Data extracted from a collection ▸
########
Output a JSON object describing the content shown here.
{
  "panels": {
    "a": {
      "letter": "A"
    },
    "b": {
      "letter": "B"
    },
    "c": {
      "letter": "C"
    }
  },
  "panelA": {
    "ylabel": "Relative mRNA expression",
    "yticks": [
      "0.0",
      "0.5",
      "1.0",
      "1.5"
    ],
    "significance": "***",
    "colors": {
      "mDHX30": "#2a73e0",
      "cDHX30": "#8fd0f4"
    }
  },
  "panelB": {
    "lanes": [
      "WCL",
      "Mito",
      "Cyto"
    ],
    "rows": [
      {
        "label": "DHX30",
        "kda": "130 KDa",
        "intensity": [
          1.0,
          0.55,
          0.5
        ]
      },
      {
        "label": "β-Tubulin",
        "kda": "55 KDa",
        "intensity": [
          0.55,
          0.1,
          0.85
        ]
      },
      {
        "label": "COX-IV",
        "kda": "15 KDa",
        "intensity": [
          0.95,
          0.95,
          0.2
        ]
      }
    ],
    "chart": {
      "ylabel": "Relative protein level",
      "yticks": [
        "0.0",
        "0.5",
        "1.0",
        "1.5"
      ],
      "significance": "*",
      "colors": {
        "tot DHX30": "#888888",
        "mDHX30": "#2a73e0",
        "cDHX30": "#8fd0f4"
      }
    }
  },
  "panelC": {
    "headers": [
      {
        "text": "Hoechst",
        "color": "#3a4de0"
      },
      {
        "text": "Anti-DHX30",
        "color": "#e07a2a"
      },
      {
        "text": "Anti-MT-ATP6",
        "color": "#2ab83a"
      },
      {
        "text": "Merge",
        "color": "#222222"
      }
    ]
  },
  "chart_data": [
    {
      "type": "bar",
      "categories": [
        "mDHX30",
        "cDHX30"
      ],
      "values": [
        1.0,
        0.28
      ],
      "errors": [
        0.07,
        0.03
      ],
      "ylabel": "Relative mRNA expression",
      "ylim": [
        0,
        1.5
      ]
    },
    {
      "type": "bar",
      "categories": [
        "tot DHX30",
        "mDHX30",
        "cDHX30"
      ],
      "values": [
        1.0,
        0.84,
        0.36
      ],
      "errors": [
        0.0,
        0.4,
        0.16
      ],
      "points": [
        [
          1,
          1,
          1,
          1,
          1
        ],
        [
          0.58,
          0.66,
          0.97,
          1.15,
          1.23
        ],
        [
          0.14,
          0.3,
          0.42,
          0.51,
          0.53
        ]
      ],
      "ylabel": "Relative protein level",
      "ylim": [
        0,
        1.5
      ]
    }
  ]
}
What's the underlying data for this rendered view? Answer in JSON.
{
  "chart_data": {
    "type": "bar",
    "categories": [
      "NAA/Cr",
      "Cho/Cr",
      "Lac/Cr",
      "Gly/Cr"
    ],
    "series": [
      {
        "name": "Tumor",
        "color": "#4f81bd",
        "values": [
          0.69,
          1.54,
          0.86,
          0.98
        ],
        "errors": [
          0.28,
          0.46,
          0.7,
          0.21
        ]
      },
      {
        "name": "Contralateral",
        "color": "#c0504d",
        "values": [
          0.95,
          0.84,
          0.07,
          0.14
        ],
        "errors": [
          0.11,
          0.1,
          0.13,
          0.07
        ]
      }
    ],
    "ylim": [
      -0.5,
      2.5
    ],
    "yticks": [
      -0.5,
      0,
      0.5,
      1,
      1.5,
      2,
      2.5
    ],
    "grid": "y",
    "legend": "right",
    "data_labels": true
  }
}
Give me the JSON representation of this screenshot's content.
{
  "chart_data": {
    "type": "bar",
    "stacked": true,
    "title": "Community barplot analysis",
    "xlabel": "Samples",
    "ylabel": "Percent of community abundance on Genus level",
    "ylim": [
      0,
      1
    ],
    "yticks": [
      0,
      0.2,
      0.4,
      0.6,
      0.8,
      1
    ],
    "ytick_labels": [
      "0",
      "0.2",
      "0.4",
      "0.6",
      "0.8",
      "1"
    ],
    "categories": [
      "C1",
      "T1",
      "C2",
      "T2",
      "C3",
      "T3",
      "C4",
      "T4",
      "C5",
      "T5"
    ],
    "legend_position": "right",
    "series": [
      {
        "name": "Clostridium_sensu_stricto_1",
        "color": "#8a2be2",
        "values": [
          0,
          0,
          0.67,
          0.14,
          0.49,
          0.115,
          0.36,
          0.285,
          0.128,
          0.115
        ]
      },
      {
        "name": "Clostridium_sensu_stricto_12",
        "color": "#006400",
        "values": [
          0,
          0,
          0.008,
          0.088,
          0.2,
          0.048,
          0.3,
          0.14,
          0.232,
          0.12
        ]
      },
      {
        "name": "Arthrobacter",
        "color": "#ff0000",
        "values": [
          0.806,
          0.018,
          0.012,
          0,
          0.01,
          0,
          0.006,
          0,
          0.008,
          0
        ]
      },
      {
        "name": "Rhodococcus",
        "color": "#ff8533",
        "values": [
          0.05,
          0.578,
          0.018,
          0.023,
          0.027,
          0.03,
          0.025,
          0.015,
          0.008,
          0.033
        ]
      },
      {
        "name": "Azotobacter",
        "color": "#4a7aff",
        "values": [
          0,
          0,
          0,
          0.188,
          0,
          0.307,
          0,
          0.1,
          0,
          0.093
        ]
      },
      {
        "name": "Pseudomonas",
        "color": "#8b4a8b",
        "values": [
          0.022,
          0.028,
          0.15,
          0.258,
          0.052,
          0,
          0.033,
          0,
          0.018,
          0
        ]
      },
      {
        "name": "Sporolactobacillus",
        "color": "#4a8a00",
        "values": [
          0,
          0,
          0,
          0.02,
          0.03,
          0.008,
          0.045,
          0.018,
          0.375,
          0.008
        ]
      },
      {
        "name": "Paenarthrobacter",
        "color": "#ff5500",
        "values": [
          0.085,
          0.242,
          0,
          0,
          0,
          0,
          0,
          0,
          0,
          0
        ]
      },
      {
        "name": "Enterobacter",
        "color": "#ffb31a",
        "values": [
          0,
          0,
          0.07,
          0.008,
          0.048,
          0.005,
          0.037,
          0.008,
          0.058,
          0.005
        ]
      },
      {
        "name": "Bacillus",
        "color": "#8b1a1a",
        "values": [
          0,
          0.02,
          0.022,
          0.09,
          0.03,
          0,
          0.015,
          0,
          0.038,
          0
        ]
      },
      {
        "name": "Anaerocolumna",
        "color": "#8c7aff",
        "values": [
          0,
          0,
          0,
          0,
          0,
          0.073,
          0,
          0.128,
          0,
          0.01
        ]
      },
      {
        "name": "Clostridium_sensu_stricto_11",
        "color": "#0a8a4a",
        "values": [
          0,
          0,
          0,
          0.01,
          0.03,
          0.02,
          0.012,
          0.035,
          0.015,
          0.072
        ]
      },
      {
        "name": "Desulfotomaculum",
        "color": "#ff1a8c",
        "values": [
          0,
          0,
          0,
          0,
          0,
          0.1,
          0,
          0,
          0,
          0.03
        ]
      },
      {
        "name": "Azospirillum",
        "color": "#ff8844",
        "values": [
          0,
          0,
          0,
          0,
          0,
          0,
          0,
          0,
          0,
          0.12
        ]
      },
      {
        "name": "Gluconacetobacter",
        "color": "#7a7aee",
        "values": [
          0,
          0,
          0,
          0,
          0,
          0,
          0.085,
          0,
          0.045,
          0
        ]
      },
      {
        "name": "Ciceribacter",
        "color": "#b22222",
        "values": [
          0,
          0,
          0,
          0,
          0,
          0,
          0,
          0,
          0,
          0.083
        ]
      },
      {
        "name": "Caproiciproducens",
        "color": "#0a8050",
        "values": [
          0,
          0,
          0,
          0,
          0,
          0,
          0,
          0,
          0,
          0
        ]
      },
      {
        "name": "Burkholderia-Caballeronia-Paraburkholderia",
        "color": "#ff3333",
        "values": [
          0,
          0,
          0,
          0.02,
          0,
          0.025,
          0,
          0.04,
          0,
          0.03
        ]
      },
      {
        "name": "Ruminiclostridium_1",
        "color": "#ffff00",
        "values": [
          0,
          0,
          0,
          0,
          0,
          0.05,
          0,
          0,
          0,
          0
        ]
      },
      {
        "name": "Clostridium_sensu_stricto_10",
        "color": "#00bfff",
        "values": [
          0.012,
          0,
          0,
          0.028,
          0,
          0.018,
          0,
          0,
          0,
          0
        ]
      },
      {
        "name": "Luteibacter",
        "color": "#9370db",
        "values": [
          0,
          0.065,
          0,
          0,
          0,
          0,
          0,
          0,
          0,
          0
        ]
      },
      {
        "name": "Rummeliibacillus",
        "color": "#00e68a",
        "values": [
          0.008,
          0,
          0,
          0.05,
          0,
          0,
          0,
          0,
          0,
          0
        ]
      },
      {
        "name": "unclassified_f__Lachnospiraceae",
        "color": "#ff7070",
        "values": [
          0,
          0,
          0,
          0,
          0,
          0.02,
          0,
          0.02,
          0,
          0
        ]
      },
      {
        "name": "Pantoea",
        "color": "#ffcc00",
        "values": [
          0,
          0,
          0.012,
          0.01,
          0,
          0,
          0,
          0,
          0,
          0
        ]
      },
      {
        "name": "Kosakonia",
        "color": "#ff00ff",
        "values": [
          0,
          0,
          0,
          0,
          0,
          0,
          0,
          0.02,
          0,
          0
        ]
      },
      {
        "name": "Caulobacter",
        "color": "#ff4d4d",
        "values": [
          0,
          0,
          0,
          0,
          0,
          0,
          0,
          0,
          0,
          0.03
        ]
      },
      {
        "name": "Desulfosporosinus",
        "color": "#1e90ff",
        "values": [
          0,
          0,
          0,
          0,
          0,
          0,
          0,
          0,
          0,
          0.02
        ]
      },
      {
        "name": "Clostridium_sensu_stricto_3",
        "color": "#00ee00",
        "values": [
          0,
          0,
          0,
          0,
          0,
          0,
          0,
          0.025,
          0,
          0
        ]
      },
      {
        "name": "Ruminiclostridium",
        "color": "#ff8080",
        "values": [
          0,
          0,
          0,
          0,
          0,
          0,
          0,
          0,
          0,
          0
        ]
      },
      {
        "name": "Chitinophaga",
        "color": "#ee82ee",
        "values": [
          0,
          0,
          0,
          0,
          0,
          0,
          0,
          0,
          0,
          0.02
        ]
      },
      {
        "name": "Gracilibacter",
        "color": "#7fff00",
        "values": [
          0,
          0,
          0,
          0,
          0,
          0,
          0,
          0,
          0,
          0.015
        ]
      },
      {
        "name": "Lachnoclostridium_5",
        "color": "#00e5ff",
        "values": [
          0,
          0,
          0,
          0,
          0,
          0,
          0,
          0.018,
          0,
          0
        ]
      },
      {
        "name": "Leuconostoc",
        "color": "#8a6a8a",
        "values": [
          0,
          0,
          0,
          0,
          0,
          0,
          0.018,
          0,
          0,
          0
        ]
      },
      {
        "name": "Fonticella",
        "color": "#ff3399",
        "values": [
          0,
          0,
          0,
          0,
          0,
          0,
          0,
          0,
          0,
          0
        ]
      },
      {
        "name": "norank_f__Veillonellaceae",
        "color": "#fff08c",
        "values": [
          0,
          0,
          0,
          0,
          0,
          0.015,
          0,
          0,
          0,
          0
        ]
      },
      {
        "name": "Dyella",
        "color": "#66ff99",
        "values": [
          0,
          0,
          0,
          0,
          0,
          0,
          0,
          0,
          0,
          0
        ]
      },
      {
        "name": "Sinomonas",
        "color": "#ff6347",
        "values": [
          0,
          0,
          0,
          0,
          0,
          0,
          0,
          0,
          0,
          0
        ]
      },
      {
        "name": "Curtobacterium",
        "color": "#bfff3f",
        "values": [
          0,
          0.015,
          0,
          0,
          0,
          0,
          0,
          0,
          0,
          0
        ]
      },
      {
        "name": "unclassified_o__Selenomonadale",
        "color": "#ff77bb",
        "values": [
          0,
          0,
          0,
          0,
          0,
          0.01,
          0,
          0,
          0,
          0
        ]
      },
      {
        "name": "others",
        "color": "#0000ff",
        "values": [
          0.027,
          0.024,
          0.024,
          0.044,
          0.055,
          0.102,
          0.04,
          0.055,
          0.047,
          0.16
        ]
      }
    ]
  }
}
########
The lines that contain the word "JSON" are wanted; copy each of them from the records.

Output a JSON object describing the content shown here.
What's the underlying data for this rendered view? Answer in JSON.
Give me the JSON representation of this screenshot's content.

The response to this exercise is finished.